**Exercise task**
Copy out all the lines exactly. Omit pictures.

**Records for the exercise**
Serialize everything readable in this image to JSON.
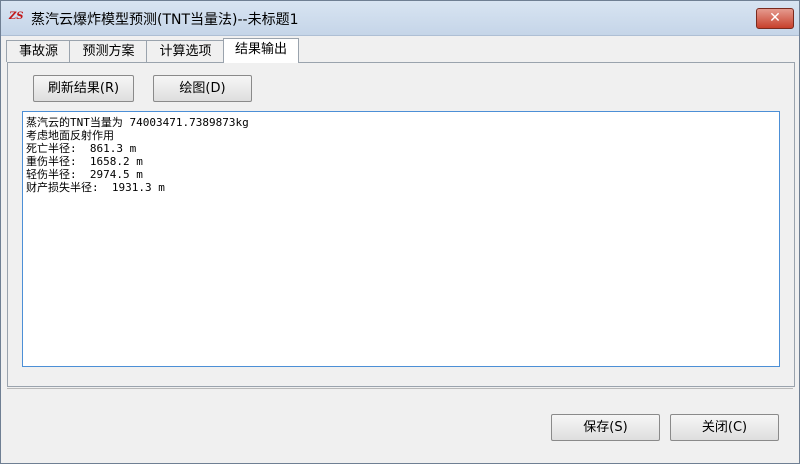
{
  "window": {
    "title": "蒸汽云爆炸模型预测(TNT当量法)--未标题1",
    "icon_text": "ZS",
    "close_symbol": "✕"
  },
  "tabs": [
    {
      "label": "事故源"
    },
    {
      "label": "预测方案"
    },
    {
      "label": "计算选项"
    },
    {
      "label": "结果输出"
    }
  ],
  "toolbar": {
    "refresh_label": "刷新结果(R)",
    "plot_label": "绘图(D)"
  },
  "results": {
    "lines": [
      "蒸汽云的TNT当量为 74003471.7389873kg",
      "考虑地面反射作用",
      "死亡半径:  861.3 m",
      "重伤半径:  1658.2 m",
      "轻伤半径:  2974.5 m",
      "财产损失半径:  1931.3 m"
    ]
  },
  "footer": {
    "save_label": "保存(S)",
    "close_label": "关闭(C)"
  },
  "colors": {
    "accent_border": "#4c8fd6",
    "close_button": "#c7402c"
  }
}
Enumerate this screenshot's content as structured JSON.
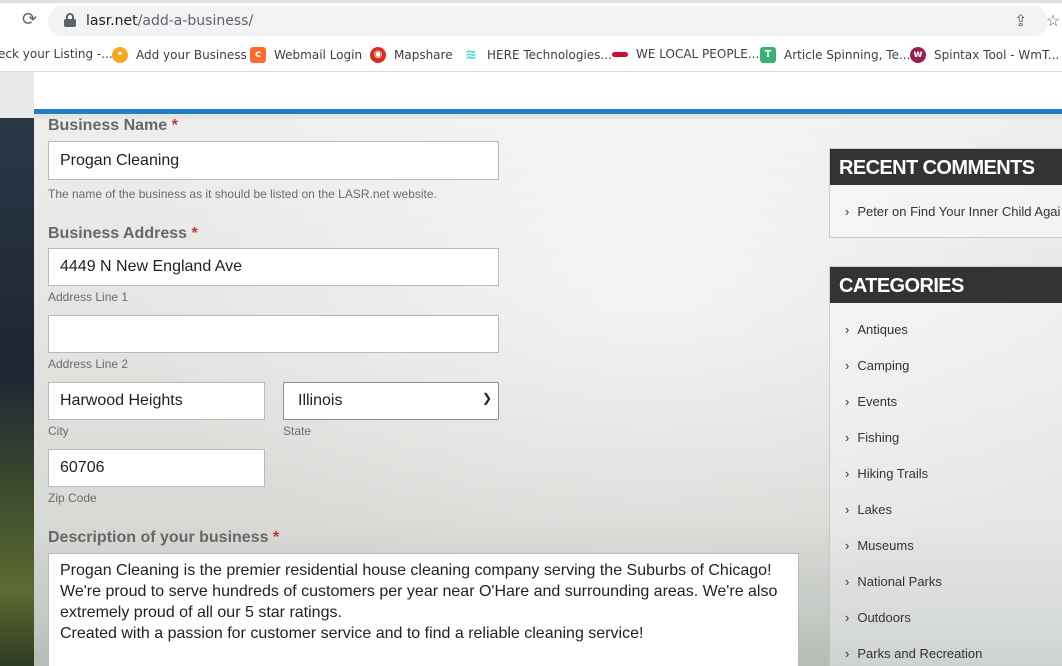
{
  "browser": {
    "url_host": "lasr.net",
    "url_path": "/add-a-business/",
    "bookmarks": [
      {
        "label": "eck your Listing -...",
        "icon": "none",
        "color": "#ffffff"
      },
      {
        "label": "Add your Business",
        "icon": "lightbulb-icon",
        "color": "#f5a623"
      },
      {
        "label": "Webmail Login",
        "icon": "cpanel-icon",
        "color": "#ff6c2c"
      },
      {
        "label": "Mapshare",
        "icon": "mapshare-icon",
        "color": "#d62d20"
      },
      {
        "label": "HERE Technologies...",
        "icon": "here-icon",
        "color": "#48dad0"
      },
      {
        "label": "WE LOCAL PEOPLE...",
        "icon": "flag-icon",
        "color": "#c8102e"
      },
      {
        "label": "Article Spinning, Te...",
        "icon": "t-icon",
        "color": "#3bb273"
      },
      {
        "label": "Spintax Tool - WmT...",
        "icon": "wmt-icon",
        "color": "#9b1c4f"
      }
    ]
  },
  "form": {
    "business_name": {
      "label": "Business Name",
      "required": "*",
      "value": "Progan Cleaning",
      "help": "The name of the business as it should be listed on the LASR.net website."
    },
    "address": {
      "label": "Business Address",
      "required": "*",
      "line1_value": "4449 N New England Ave",
      "line1_caption": "Address Line 1",
      "line2_value": "",
      "line2_caption": "Address Line 2",
      "city_value": "Harwood Heights",
      "city_caption": "City",
      "state_value": "Illinois",
      "state_caption": "State",
      "zip_value": "60706",
      "zip_caption": "Zip Code"
    },
    "description": {
      "label": "Description of your business",
      "required": "*",
      "value": "Progan Cleaning is the premier residential house cleaning company serving the Suburbs of Chicago!\nWe're proud to serve hundreds of customers per year near O'Hare and surrounding areas. We're also\nextremely proud of all our 5 star ratings.\nCreated with a passion for customer service and to find a reliable cleaning service!"
    }
  },
  "sidebar": {
    "recent_comments": {
      "title": "RECENT COMMENTS",
      "items": [
        "Peter on Find Your Inner Child Agai"
      ]
    },
    "categories": {
      "title": "CATEGORIES",
      "items": [
        "Antiques",
        "Camping",
        "Events",
        "Fishing",
        "Hiking Trails",
        "Lakes",
        "Museums",
        "National Parks",
        "Outdoors",
        "Parks and Recreation"
      ]
    }
  },
  "colors": {
    "accent_blue": "#1f7fc8",
    "required_red": "#c0392b",
    "widget_header": "#333333"
  }
}
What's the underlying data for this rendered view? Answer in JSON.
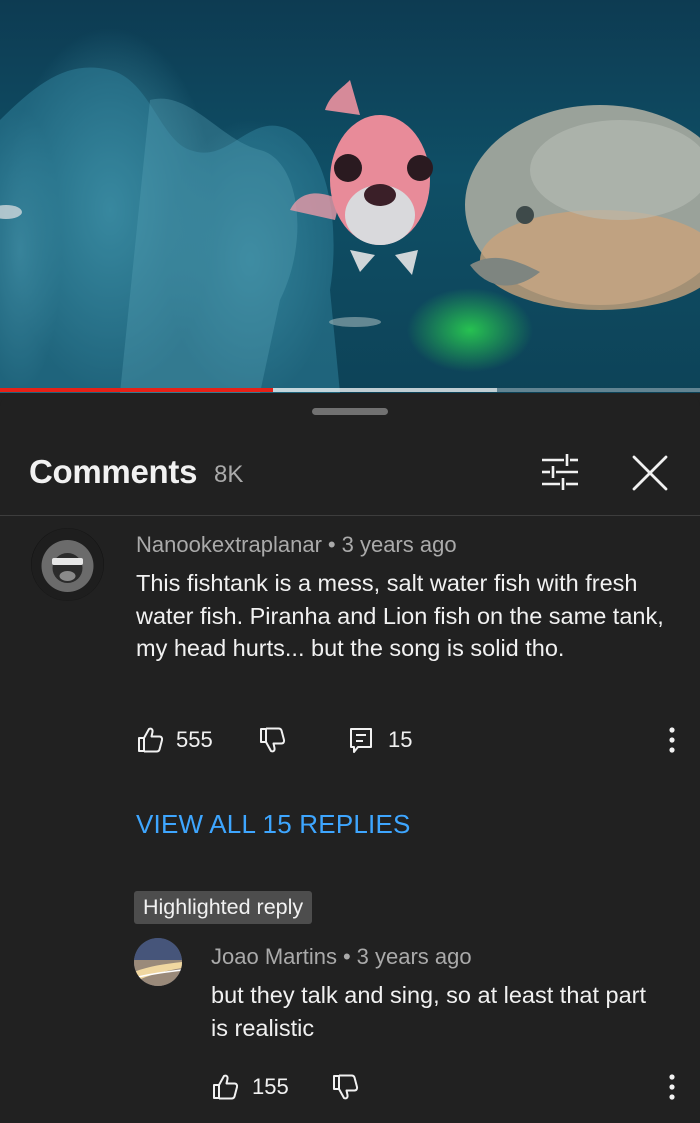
{
  "player": {
    "progress_played": 0.39,
    "progress_color": "#e62117"
  },
  "comments_panel": {
    "title": "Comments",
    "count": "8K",
    "filter_icon": "sliders-icon",
    "close_icon": "close-icon"
  },
  "top_comment": {
    "author": "Nanookextraplanar",
    "separator": "•",
    "time": "3 years ago",
    "text": "This fishtank is a mess, salt water fish with fresh water fish. Piranha and Lion fish on the same tank, my head hurts... but the song is solid tho.",
    "likes": "555",
    "replies": "15",
    "view_replies_label": "VIEW ALL 15 REPLIES"
  },
  "highlighted_reply": {
    "badge": "Highlighted reply",
    "author": "Joao Martins",
    "separator": "•",
    "time": "3 years ago",
    "text": "but they talk and sing, so at least that part is realistic",
    "likes": "155"
  },
  "colors": {
    "background": "#212121",
    "link": "#3ea6ff",
    "secondary_text": "#aaaaaa"
  }
}
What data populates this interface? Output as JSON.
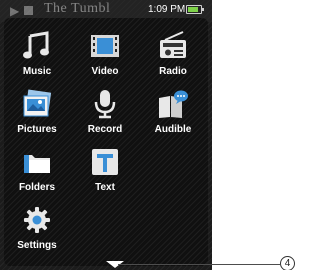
{
  "header": {
    "ghost_title": "The Tumbl",
    "time": "1:09 PM"
  },
  "menu": {
    "items": [
      {
        "label": "Music",
        "icon": "music-note-icon"
      },
      {
        "label": "Video",
        "icon": "film-icon"
      },
      {
        "label": "Radio",
        "icon": "radio-icon"
      },
      {
        "label": "Pictures",
        "icon": "pictures-icon"
      },
      {
        "label": "Record",
        "icon": "microphone-icon"
      },
      {
        "label": "Audible",
        "icon": "audible-book-icon"
      },
      {
        "label": "Folders",
        "icon": "folder-icon"
      },
      {
        "label": "Text",
        "icon": "text-icon"
      },
      {
        "label": "Settings",
        "icon": "gear-icon"
      }
    ]
  },
  "callout": {
    "number": "4"
  },
  "colors": {
    "background": "#101010",
    "icon_light": "#e8e8e8",
    "icon_blue": "#3a8fd6",
    "battery": "#7fd24a"
  }
}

**Solution to the problem**
Serialize everything readable in this image to JSON.
{
  "window": {
    "title": "蒸汽云爆炸模型预测(TNT当量法)--未标题1",
    "icon_text": "ZS",
    "close_symbol": "✕"
  },
  "tabs": [
    {
      "label": "事故源"
    },
    {
      "label": "预测方案"
    },
    {
      "label": "计算选项"
    },
    {
      "label": "结果输出"
    }
  ],
  "toolbar": {
    "refresh_label": "刷新结果(R)",
    "plot_label": "绘图(D)"
  },
  "results": {
    "lines": [
      "蒸汽云的TNT当量为 74003471.7389873kg",
      "考虑地面反射作用",
      "死亡半径:  861.3 m",
      "重伤半径:  1658.2 m",
      "轻伤半径:  2974.5 m",
      "财产损失半径:  1931.3 m"
    ]
  },
  "footer": {
    "save_label": "保存(S)",
    "close_label": "关闭(C)"
  },
  "colors": {
    "accent_border": "#4c8fd6",
    "close_button": "#c7402c"
  }
}
Enumerate this screenshot's content as structured JSON.
{
  "browser": {
    "url_host": "lasr.net",
    "url_path": "/add-a-business/",
    "bookmarks": [
      {
        "label": "eck your Listing -...",
        "icon": "none",
        "color": "#ffffff"
      },
      {
        "label": "Add your Business",
        "icon": "lightbulb-icon",
        "color": "#f5a623"
      },
      {
        "label": "Webmail Login",
        "icon": "cpanel-icon",
        "color": "#ff6c2c"
      },
      {
        "label": "Mapshare",
        "icon": "mapshare-icon",
        "color": "#d62d20"
      },
      {
        "label": "HERE Technologies...",
        "icon": "here-icon",
        "color": "#48dad0"
      },
      {
        "label": "WE LOCAL PEOPLE...",
        "icon": "flag-icon",
        "color": "#c8102e"
      },
      {
        "label": "Article Spinning, Te...",
        "icon": "t-icon",
        "color": "#3bb273"
      },
      {
        "label": "Spintax Tool - WmT...",
        "icon": "wmt-icon",
        "color": "#9b1c4f"
      }
    ]
  },
  "form": {
    "business_name": {
      "label": "Business Name",
      "required": "*",
      "value": "Progan Cleaning",
      "help": "The name of the business as it should be listed on the LASR.net website."
    },
    "address": {
      "label": "Business Address",
      "required": "*",
      "line1_value": "4449 N New England Ave",
      "line1_caption": "Address Line 1",
      "line2_value": "",
      "line2_caption": "Address Line 2",
      "city_value": "Harwood Heights",
      "city_caption": "City",
      "state_value": "Illinois",
      "state_caption": "State",
      "zip_value": "60706",
      "zip_caption": "Zip Code"
    },
    "description": {
      "label": "Description of your business",
      "required": "*",
      "value": "Progan Cleaning is the premier residential house cleaning company serving the Suburbs of Chicago!\nWe're proud to serve hundreds of customers per year near O'Hare and surrounding areas. We're also\nextremely proud of all our 5 star ratings.\nCreated with a passion for customer service and to find a reliable cleaning service!"
    }
  },
  "sidebar": {
    "recent_comments": {
      "title": "RECENT COMMENTS",
      "items": [
        "Peter on Find Your Inner Child Agai"
      ]
    },
    "categories": {
      "title": "CATEGORIES",
      "items": [
        "Antiques",
        "Camping",
        "Events",
        "Fishing",
        "Hiking Trails",
        "Lakes",
        "Museums",
        "National Parks",
        "Outdoors",
        "Parks and Recreation"
      ]
    }
  },
  "colors": {
    "accent_blue": "#1f7fc8",
    "required_red": "#c0392b",
    "widget_header": "#333333"
  }
}
What's the underlying data for this rendered view? Answer in JSON.
{
  "player": {
    "progress_played": 0.39,
    "progress_color": "#e62117"
  },
  "comments_panel": {
    "title": "Comments",
    "count": "8K",
    "filter_icon": "sliders-icon",
    "close_icon": "close-icon"
  },
  "top_comment": {
    "author": "Nanookextraplanar",
    "separator": "•",
    "time": "3 years ago",
    "text": "This fishtank is a mess, salt water fish with fresh water fish. Piranha and Lion fish on the same tank, my head hurts... but the song is solid tho.",
    "likes": "555",
    "replies": "15",
    "view_replies_label": "VIEW ALL 15 REPLIES"
  },
  "highlighted_reply": {
    "badge": "Highlighted reply",
    "author": "Joao Martins",
    "separator": "•",
    "time": "3 years ago",
    "text": "but they talk and sing, so at least that part is realistic",
    "likes": "155"
  },
  "colors": {
    "background": "#212121",
    "link": "#3ea6ff",
    "secondary_text": "#aaaaaa"
  }
}
What data populates this interface? Output as JSON.
{
  "header": {
    "ghost_title": "The Tumbl",
    "time": "1:09 PM"
  },
  "menu": {
    "items": [
      {
        "label": "Music",
        "icon": "music-note-icon"
      },
      {
        "label": "Video",
        "icon": "film-icon"
      },
      {
        "label": "Radio",
        "icon": "radio-icon"
      },
      {
        "label": "Pictures",
        "icon": "pictures-icon"
      },
      {
        "label": "Record",
        "icon": "microphone-icon"
      },
      {
        "label": "Audible",
        "icon": "audible-book-icon"
      },
      {
        "label": "Folders",
        "icon": "folder-icon"
      },
      {
        "label": "Text",
        "icon": "text-icon"
      },
      {
        "label": "Settings",
        "icon": "gear-icon"
      }
    ]
  },
  "callout": {
    "number": "4"
  },
  "colors": {
    "background": "#101010",
    "icon_light": "#e8e8e8",
    "icon_blue": "#3a8fd6",
    "battery": "#7fd24a"
  }
}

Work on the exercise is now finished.